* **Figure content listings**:
==========
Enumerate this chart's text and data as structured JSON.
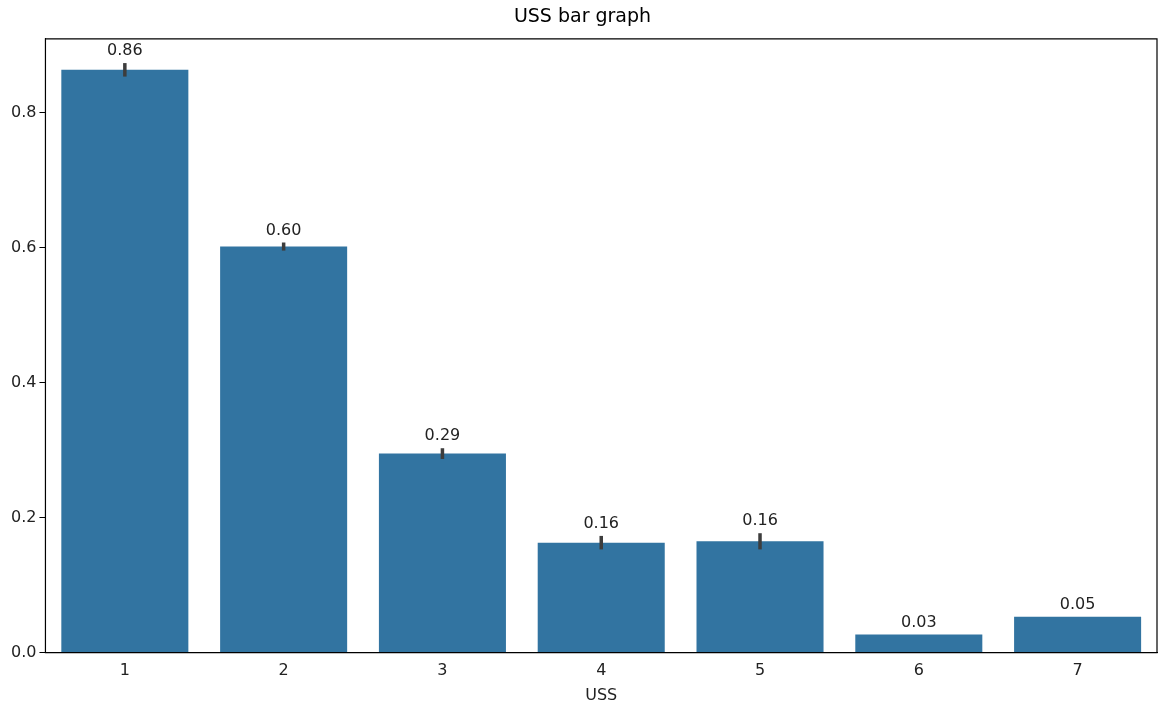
{
  "chart_data": {
    "type": "bar",
    "title": "USS bar graph",
    "xlabel": "USS",
    "categories": [
      "1",
      "2",
      "3",
      "4",
      "5",
      "6",
      "7"
    ],
    "values": [
      0.864,
      0.602,
      0.295,
      0.163,
      0.165,
      0.027,
      0.053
    ],
    "value_labels": [
      "0.86",
      "0.60",
      "0.29",
      "0.16",
      "0.16",
      "0.03",
      "0.05"
    ],
    "errors": [
      0.01,
      0.006,
      0.008,
      0.01,
      0.012,
      null,
      null
    ],
    "color": "#3274a1",
    "ylim": [
      0,
      0.91
    ],
    "yticks": [
      {
        "value": 0,
        "label": "0.0"
      },
      {
        "value": 0.2,
        "label": "0.2"
      },
      {
        "value": 0.4,
        "label": "0.4"
      },
      {
        "value": 0.6,
        "label": "0.6"
      },
      {
        "value": 0.8,
        "label": "0.8"
      }
    ],
    "grid": false,
    "legend": false
  }
}
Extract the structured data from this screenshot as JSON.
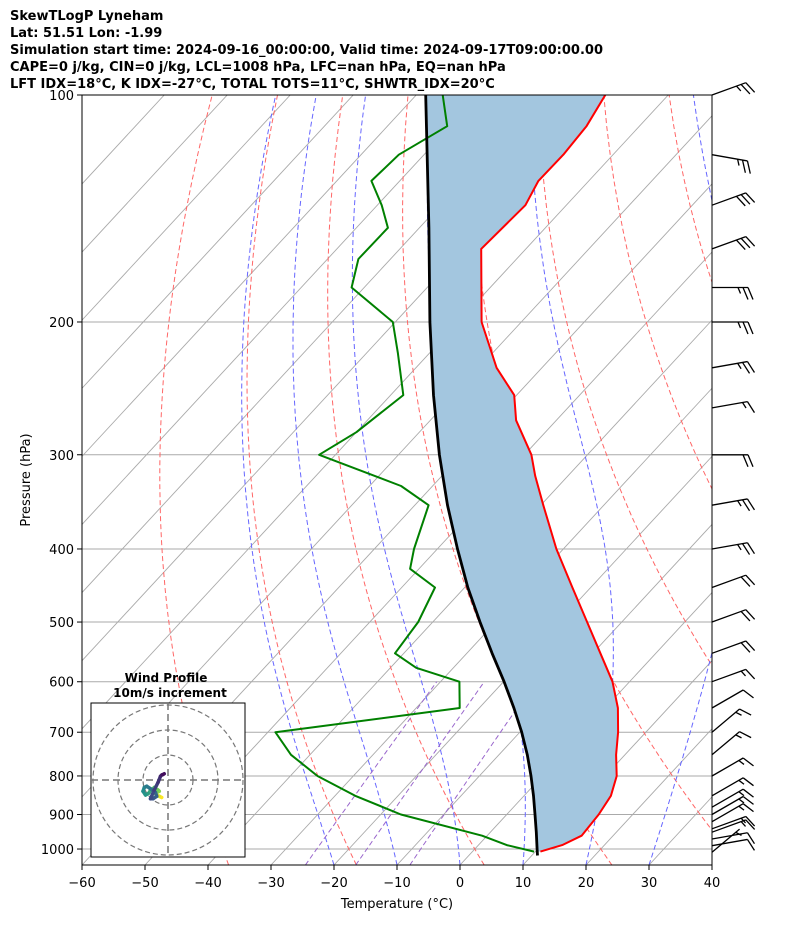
{
  "header": {
    "line1": "SkewTLogP Lyneham",
    "line2": "Lat: 51.51   Lon: -1.99",
    "line3": "Simulation start time: 2024-09-16_00:00:00, Valid time: 2024-09-17T09:00:00.00",
    "line4": "CAPE=0 j/kg, CIN=0 j/kg, LCL=1008 hPa, LFC=nan hPa, EQ=nan hPa",
    "line5": "LFT IDX=18°C, K IDX=-27°C, TOTAL TOTS=11°C, SHWTR_IDX=20°C"
  },
  "colors": {
    "temperature": "#ff0000",
    "dewpoint": "#008000",
    "parcel": "#000000",
    "shade": "#a3c6df",
    "dry_adiabat": "#ff6666",
    "moist_adiabat": "#6666ff",
    "mixing_ratio": "#9966cc",
    "isotherm": "#aaaaaa"
  },
  "chart_data": {
    "type": "line",
    "subtype": "skewT-logP",
    "xlabel": "Temperature (°C)",
    "ylabel": "Pressure (hPa)",
    "xlim": [
      -60,
      40
    ],
    "ylim": [
      1050,
      100
    ],
    "x_ticks": [
      -60,
      -50,
      -40,
      -30,
      -20,
      -10,
      0,
      10,
      20,
      30,
      40
    ],
    "x_tick_labels": [
      "−60",
      "−50",
      "−40",
      "−30",
      "−20",
      "−10",
      "0",
      "10",
      "20",
      "30",
      "40"
    ],
    "y_ticks": [
      1000,
      900,
      800,
      700,
      600,
      500,
      400,
      300,
      200,
      100
    ],
    "y_tick_labels": [
      "1000",
      "900",
      "800",
      "700",
      "600",
      "500",
      "400",
      "300",
      "200",
      "100"
    ],
    "series": [
      {
        "name": "Temperature",
        "pressure": [
          1008,
          988,
          960,
          900,
          850,
          800,
          750,
          700,
          650,
          600,
          550,
          500,
          450,
          400,
          350,
          320,
          300,
          270,
          250,
          230,
          200,
          180,
          160,
          140,
          130,
          120,
          110,
          100
        ],
        "values": [
          10.8,
          13.3,
          15.0,
          14.6,
          13.8,
          11.8,
          8.6,
          5.6,
          2.0,
          -2.7,
          -8.8,
          -15.5,
          -22.9,
          -31.1,
          -39.6,
          -45.2,
          -48.9,
          -56.4,
          -60.4,
          -67.2,
          -76.3,
          -81.4,
          -87.1,
          -86.5,
          -88.0,
          -87.9,
          -88.4,
          -90.0
        ]
      },
      {
        "name": "Dewpoint",
        "pressure": [
          1008,
          988,
          960,
          900,
          850,
          800,
          750,
          700,
          650,
          600,
          575,
          550,
          500,
          450,
          425,
          400,
          350,
          330,
          300,
          280,
          250,
          220,
          200,
          180,
          165,
          150,
          140,
          130,
          120,
          110,
          100
        ],
        "values": [
          9.8,
          4.5,
          -0.8,
          -16.8,
          -26.8,
          -35.7,
          -43.0,
          -48.8,
          -23.1,
          -27.0,
          -35.9,
          -41.4,
          -42.3,
          -44.7,
          -51.4,
          -53.7,
          -57.8,
          -65.0,
          -82.6,
          -80.0,
          -78.0,
          -85.0,
          -90.4,
          -102.0,
          -105.1,
          -105.0,
          -109.3,
          -114.5,
          -114.0,
          -110.5,
          -115.8
        ]
      },
      {
        "name": "Parcel",
        "pressure": [
          1020,
          1000,
          950,
          900,
          850,
          800,
          750,
          700,
          650,
          600,
          550,
          500,
          450,
          400,
          350,
          300,
          250,
          200,
          150,
          100
        ],
        "values": [
          10.9,
          9.9,
          7.3,
          4.5,
          1.5,
          -1.8,
          -5.5,
          -9.7,
          -14.5,
          -19.9,
          -26.0,
          -32.5,
          -39.5,
          -46.8,
          -54.8,
          -63.5,
          -73.2,
          -84.5,
          -98.5,
          -118.5
        ]
      }
    ],
    "hodograph": {
      "title": "Wind Profile",
      "subtitle": "10m/s increment",
      "rings_mps": [
        10,
        20,
        30
      ],
      "u": [
        -2.5,
        -3.5,
        -4.5,
        -5.0,
        -4.5,
        -3.5,
        -4.0,
        -5.0,
        -5.5,
        -6.0,
        -7.0,
        -7.5,
        -8.0,
        -9.0,
        -10.0,
        -9.5,
        -8.5,
        -7.0,
        -5.0,
        -4.5,
        -6.0,
        -7.0,
        -5.5,
        -4.0,
        -3.0,
        -2.5,
        -2.0,
        -1.5
      ],
      "v": [
        -7.0,
        -6.5,
        -6.0,
        -5.5,
        -5.0,
        -4.5,
        -4.0,
        -3.5,
        -3.0,
        -3.5,
        -4.0,
        -5.0,
        -5.5,
        -6.0,
        -4.5,
        -3.0,
        -2.5,
        -3.5,
        -5.0,
        -6.5,
        -7.5,
        -7.5,
        -4.0,
        -1.0,
        1.5,
        2.0,
        2.2,
        2.5
      ]
    },
    "wind_barbs": {
      "pressure": [
        1010,
        990,
        970,
        950,
        940,
        920,
        900,
        880,
        850,
        800,
        750,
        700,
        650,
        600,
        550,
        500,
        450,
        400,
        350,
        300,
        260,
        230,
        200,
        180,
        160,
        140,
        120,
        100
      ],
      "speed_kt": [
        5,
        10,
        10,
        15,
        15,
        15,
        15,
        15,
        15,
        15,
        15,
        15,
        10,
        15,
        20,
        20,
        20,
        25,
        25,
        20,
        15,
        25,
        25,
        25,
        30,
        30,
        25,
        25
      ],
      "direction_deg": [
        230,
        260,
        260,
        250,
        250,
        240,
        240,
        240,
        240,
        240,
        230,
        230,
        240,
        250,
        250,
        250,
        250,
        260,
        260,
        270,
        260,
        260,
        270,
        270,
        250,
        250,
        280,
        250
      ]
    }
  }
}
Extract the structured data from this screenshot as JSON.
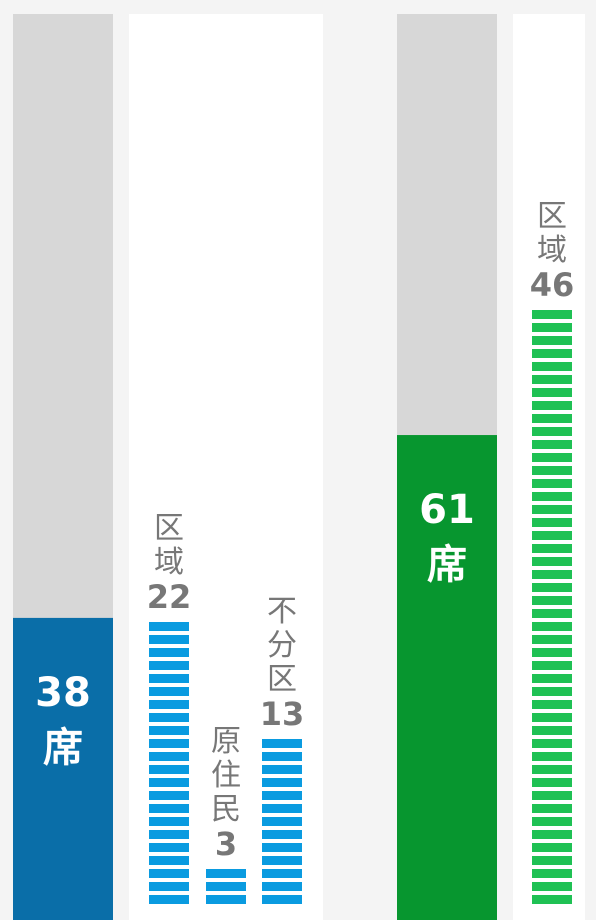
{
  "unit": "席",
  "parties": [
    {
      "seats": 38,
      "color": "#0a6ea8",
      "stripe_color": "#0a9be0",
      "segments": [
        {
          "label": "区域",
          "value": 22
        },
        {
          "label": "原住民",
          "value": 3
        },
        {
          "label": "不分区",
          "value": 13
        }
      ]
    },
    {
      "seats": 61,
      "color": "#07962f",
      "stripe_color": "#1fc154",
      "segments": [
        {
          "label": "区域",
          "value": 46
        }
      ]
    }
  ]
}
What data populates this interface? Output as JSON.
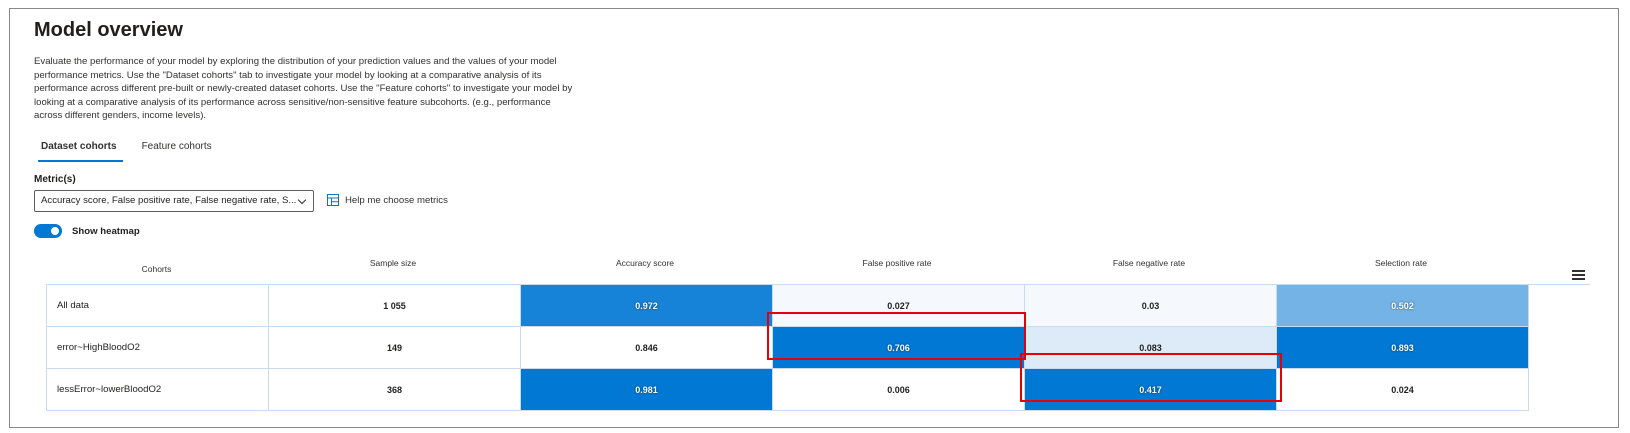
{
  "title": "Model overview",
  "description": "Evaluate the performance of your model by exploring the distribution of your prediction values and the values of your model performance metrics. Use the \"Dataset cohorts\" tab to investigate your model by looking at a comparative analysis of its performance across different pre-built or newly-created dataset cohorts. Use the \"Feature cohorts\" to investigate your model by looking at a comparative analysis of its performance across sensitive/non-sensitive feature subcohorts. (e.g., performance across different genders, income levels).",
  "tabs": [
    {
      "label": "Dataset cohorts",
      "active": true
    },
    {
      "label": "Feature cohorts",
      "active": false
    }
  ],
  "metrics": {
    "label": "Metric(s)",
    "selected": "Accuracy score, False positive rate, False negative rate, S...",
    "help_label": "Help me choose metrics"
  },
  "heatmap_toggle": {
    "label": "Show heatmap",
    "on": true
  },
  "table": {
    "headers": [
      "Cohorts",
      "Sample size",
      "Accuracy score",
      "False positive rate",
      "False negative rate",
      "Selection rate"
    ],
    "rows": [
      {
        "cohort": "All data",
        "sample_size": "1 055",
        "values": [
          "0.972",
          "0.027",
          "0.03",
          "0.502"
        ]
      },
      {
        "cohort": "error~HighBloodO2",
        "sample_size": "149",
        "values": [
          "0.846",
          "0.706",
          "0.083",
          "0.893"
        ]
      },
      {
        "cohort": "lessError~lowerBloodO2",
        "sample_size": "368",
        "values": [
          "0.981",
          "0.006",
          "0.417",
          "0.024"
        ]
      }
    ],
    "heat_colors": [
      [
        "#1783d8",
        "#f5f9fd",
        "#f5f9fd",
        "#73b3e6"
      ],
      [
        "#ffffff",
        "#0078d4",
        "#ddeaf7",
        "#0078d4"
      ],
      [
        "#0078d4",
        "#ffffff",
        "#0078d4",
        "#ffffff"
      ]
    ],
    "dark_cells": [
      [
        true,
        false,
        false,
        true
      ],
      [
        false,
        true,
        false,
        true
      ],
      [
        true,
        false,
        true,
        false
      ]
    ]
  },
  "highlight_color": "#e3000b"
}
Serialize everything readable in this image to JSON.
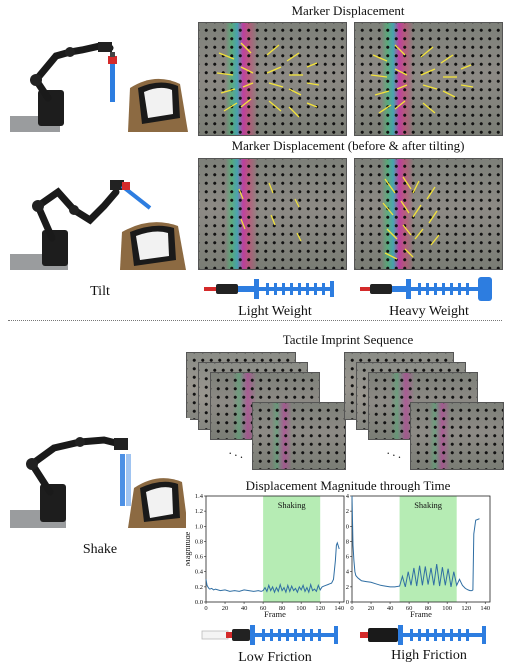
{
  "top": {
    "title_marker_displacement": "Marker Displacement",
    "title_before_after": "Marker Displacement (before & after tilting)",
    "tilt_label": "Tilt",
    "light_weight_label": "Light Weight",
    "heavy_weight_label": "Heavy Weight"
  },
  "bottom": {
    "title_tactile_sequence": "Tactile Imprint Sequence",
    "title_displacement_magnitude": "Displacement Magnitude through Time",
    "shake_label": "Shake",
    "low_friction_label": "Low Friction",
    "high_friction_label": "High Friction",
    "ellipsis_left": ". . .",
    "ellipsis_right": ". . ."
  },
  "colors": {
    "shaking_band": "#b6ecb4",
    "line": "#2f6ea3",
    "displacement_arrow": "#f3e33a",
    "blue_part": "#2d7de0",
    "red_part": "#d42a2a"
  },
  "chart_data": [
    {
      "type": "line",
      "title": "",
      "xlabel": "Frame",
      "ylabel": "Magnitude",
      "xlim": [
        0,
        145
      ],
      "ylim": [
        0.0,
        1.4
      ],
      "xticks": [
        0,
        20,
        40,
        60,
        80,
        100,
        120,
        140
      ],
      "yticks": [
        0.0,
        0.2,
        0.4,
        0.6,
        0.8,
        1.0,
        1.2,
        1.4
      ],
      "band": {
        "label": "Shaking",
        "x0": 60,
        "x1": 120
      },
      "series": [
        {
          "x": [
            0,
            1,
            2,
            3,
            4,
            6,
            8,
            10,
            15,
            20,
            25,
            30,
            35,
            40,
            45,
            50,
            55,
            58,
            60,
            62,
            64,
            66,
            68,
            70,
            72,
            74,
            76,
            78,
            80,
            82,
            84,
            86,
            88,
            90,
            92,
            94,
            96,
            98,
            100,
            102,
            104,
            106,
            108,
            110,
            112,
            114,
            116,
            118,
            120,
            122,
            124,
            126,
            128,
            130,
            132,
            134,
            136,
            137,
            138,
            139,
            140
          ],
          "y": [
            0.3,
            0.22,
            0.2,
            0.18,
            0.17,
            0.18,
            0.16,
            0.17,
            0.15,
            0.16,
            0.14,
            0.15,
            0.14,
            0.16,
            0.15,
            0.14,
            0.15,
            0.14,
            0.15,
            0.19,
            0.14,
            0.22,
            0.15,
            0.2,
            0.13,
            0.19,
            0.14,
            0.23,
            0.15,
            0.19,
            0.13,
            0.22,
            0.14,
            0.21,
            0.15,
            0.18,
            0.13,
            0.2,
            0.16,
            0.22,
            0.14,
            0.19,
            0.13,
            0.23,
            0.15,
            0.17,
            0.14,
            0.22,
            0.16,
            0.2,
            0.21,
            0.22,
            0.23,
            0.24,
            0.25,
            0.3,
            0.55,
            0.75,
            0.78,
            0.74,
            0.7
          ]
        }
      ]
    },
    {
      "type": "line",
      "title": "",
      "xlabel": "Frame",
      "ylabel": "",
      "xlim": [
        0,
        145
      ],
      "ylim": [
        0.0,
        1.4
      ],
      "xticks": [
        0,
        20,
        40,
        60,
        80,
        100,
        120,
        140
      ],
      "yticks": [
        0.0,
        0.2,
        0.4,
        0.6,
        0.8,
        1.0,
        1.2,
        1.4
      ],
      "band": {
        "label": "Shaking",
        "x0": 50,
        "x1": 110
      },
      "series": [
        {
          "x": [
            0,
            1,
            2,
            3,
            4,
            6,
            8,
            10,
            15,
            20,
            25,
            30,
            35,
            40,
            45,
            50,
            53,
            56,
            59,
            62,
            65,
            68,
            71,
            74,
            77,
            80,
            83,
            86,
            89,
            92,
            95,
            98,
            101,
            104,
            107,
            110,
            113,
            116,
            119,
            122,
            124,
            126,
            127,
            128,
            130,
            132,
            134
          ],
          "y": [
            1.4,
            0.75,
            0.55,
            0.4,
            0.35,
            0.32,
            0.3,
            0.28,
            0.27,
            0.26,
            0.24,
            0.22,
            0.21,
            0.2,
            0.2,
            0.21,
            0.34,
            0.2,
            0.4,
            0.22,
            0.45,
            0.21,
            0.48,
            0.22,
            0.47,
            0.23,
            0.45,
            0.22,
            0.5,
            0.21,
            0.46,
            0.22,
            0.44,
            0.2,
            0.4,
            0.22,
            0.3,
            0.22,
            0.18,
            0.16,
            0.15,
            0.15,
            0.16,
            0.9,
            1.08,
            1.09,
            1.1
          ]
        }
      ]
    }
  ]
}
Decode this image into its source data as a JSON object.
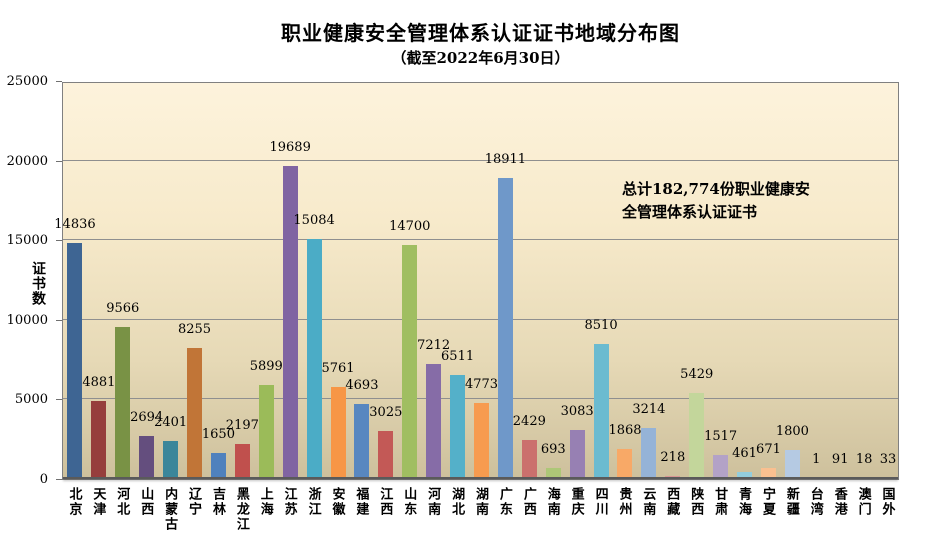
==========
* **Exercise task**: Find all the lines containing "positive" in the material, then copy them.

* **Solution for this problem**:
    "selected": "Accuracy score, False positive rate, False negative rate, S...",
      "False positive rate",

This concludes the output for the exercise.